(Recorded data)
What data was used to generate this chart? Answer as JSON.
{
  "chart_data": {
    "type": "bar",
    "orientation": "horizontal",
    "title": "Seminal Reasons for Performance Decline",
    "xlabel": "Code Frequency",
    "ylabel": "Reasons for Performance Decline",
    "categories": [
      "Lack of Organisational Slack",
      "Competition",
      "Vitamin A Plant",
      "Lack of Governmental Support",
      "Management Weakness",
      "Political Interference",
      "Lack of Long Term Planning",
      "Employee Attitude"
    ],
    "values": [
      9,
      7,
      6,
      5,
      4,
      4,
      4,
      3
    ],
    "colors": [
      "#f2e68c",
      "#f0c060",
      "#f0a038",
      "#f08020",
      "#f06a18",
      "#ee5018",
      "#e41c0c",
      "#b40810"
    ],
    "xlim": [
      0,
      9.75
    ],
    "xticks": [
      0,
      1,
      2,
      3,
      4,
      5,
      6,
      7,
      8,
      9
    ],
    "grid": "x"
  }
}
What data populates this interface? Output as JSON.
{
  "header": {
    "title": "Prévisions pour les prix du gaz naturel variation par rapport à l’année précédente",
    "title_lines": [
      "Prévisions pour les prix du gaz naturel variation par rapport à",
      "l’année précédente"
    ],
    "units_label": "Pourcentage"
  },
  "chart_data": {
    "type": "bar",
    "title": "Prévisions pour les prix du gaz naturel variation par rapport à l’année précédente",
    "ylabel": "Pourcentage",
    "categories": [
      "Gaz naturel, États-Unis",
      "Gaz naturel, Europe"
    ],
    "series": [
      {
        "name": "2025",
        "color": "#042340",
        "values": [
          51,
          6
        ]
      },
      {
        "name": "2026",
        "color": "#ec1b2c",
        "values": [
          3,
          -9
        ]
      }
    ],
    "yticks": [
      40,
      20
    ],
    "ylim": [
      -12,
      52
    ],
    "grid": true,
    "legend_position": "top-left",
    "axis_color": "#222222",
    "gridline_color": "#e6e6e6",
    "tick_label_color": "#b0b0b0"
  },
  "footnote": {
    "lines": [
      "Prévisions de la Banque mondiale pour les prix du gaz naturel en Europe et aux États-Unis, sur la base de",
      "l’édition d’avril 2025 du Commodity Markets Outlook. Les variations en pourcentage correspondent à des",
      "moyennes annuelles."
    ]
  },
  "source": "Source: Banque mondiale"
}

* **GOAL**
Send back each record exactly as it stands.

* **OUTPUT**
What data was used to generate this chart? Answer as JSON.
{
  "chart_data": {
    "type": "bar",
    "orientation": "horizontal",
    "title": "Seminal Reasons for Performance Decline",
    "xlabel": "Code Frequency",
    "ylabel": "Reasons for Performance Decline",
    "categories": [
      "Lack of Organisational Slack",
      "Competition",
      "Vitamin A Plant",
      "Lack of Governmental Support",
      "Management Weakness",
      "Political Interference",
      "Lack of Long Term Planning",
      "Employee Attitude"
    ],
    "values": [
      9,
      7,
      6,
      5,
      4,
      4,
      4,
      3
    ],
    "colors": [
      "#f2e68c",
      "#f0c060",
      "#f0a038",
      "#f08020",
      "#f06a18",
      "#ee5018",
      "#e41c0c",
      "#b40810"
    ],
    "xlim": [
      0,
      9.75
    ],
    "xticks": [
      0,
      1,
      2,
      3,
      4,
      5,
      6,
      7,
      8,
      9
    ],
    "grid": "x"
  }
}
What data populates this interface? Output as JSON.
{
  "header": {
    "title": "Prévisions pour les prix du gaz naturel variation par rapport à l’année précédente",
    "title_lines": [
      "Prévisions pour les prix du gaz naturel variation par rapport à",
      "l’année précédente"
    ],
    "units_label": "Pourcentage"
  },
  "chart_data": {
    "type": "bar",
    "title": "Prévisions pour les prix du gaz naturel variation par rapport à l’année précédente",
    "ylabel": "Pourcentage",
    "categories": [
      "Gaz naturel, États-Unis",
      "Gaz naturel, Europe"
    ],
    "series": [
      {
        "name": "2025",
        "color": "#042340",
        "values": [
          51,
          6
        ]
      },
      {
        "name": "2026",
        "color": "#ec1b2c",
        "values": [
          3,
          -9
        ]
      }
    ],
    "yticks": [
      40,
      20
    ],
    "ylim": [
      -12,
      52
    ],
    "grid": true,
    "legend_position": "top-left",
    "axis_color": "#222222",
    "gridline_color": "#e6e6e6",
    "tick_label_color": "#b0b0b0"
  },
  "footnote": {
    "lines": [
      "Prévisions de la Banque mondiale pour les prix du gaz naturel en Europe et aux États-Unis, sur la base de",
      "l’édition d’avril 2025 du Commodity Markets Outlook. Les variations en pourcentage correspondent à des",
      "moyennes annuelles."
    ]
  },
  "source": "Source: Banque mondiale"
}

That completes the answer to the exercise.